# Work instructions
Report every line in the listing below where the string "炒鳗鱼饭" shows up.

START Records supplied

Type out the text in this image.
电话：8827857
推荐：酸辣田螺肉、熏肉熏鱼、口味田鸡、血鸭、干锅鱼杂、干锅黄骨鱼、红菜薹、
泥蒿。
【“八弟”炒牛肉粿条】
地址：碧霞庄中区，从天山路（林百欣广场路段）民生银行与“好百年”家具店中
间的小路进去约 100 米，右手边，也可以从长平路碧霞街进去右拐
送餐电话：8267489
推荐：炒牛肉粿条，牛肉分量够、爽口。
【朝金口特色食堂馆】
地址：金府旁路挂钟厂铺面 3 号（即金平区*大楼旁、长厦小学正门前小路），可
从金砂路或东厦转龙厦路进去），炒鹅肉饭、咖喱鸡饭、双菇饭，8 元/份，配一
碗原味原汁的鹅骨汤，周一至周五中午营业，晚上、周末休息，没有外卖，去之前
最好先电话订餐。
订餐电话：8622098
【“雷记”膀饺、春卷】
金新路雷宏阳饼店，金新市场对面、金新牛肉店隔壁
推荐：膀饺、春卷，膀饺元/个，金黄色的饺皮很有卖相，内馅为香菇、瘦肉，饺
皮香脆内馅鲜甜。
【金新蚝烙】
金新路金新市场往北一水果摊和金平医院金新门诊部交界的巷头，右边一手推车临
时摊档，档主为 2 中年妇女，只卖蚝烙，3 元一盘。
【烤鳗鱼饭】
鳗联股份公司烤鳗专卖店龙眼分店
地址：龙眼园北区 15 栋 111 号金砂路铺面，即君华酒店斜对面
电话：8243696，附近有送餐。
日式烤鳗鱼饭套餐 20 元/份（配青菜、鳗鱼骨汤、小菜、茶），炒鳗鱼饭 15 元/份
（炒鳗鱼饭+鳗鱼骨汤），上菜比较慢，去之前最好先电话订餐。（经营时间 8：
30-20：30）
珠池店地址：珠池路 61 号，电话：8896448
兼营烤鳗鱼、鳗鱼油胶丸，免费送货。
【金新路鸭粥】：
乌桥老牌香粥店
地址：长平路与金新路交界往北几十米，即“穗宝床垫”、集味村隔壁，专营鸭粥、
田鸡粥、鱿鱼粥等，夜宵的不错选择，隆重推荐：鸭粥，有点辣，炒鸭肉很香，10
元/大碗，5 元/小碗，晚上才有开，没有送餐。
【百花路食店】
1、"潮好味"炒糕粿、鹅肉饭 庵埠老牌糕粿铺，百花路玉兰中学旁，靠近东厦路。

END Records supplied

# Written reply
日式烤鳗鱼饭套餐 20 元/份（配青菜、鳗鱼骨汤、小菜、茶），炒鳗鱼饭 15 元/份
（炒鳗鱼饭+鳗鱼骨汤），上菜比较慢，去之前最好先电话订餐。（经营时间 8：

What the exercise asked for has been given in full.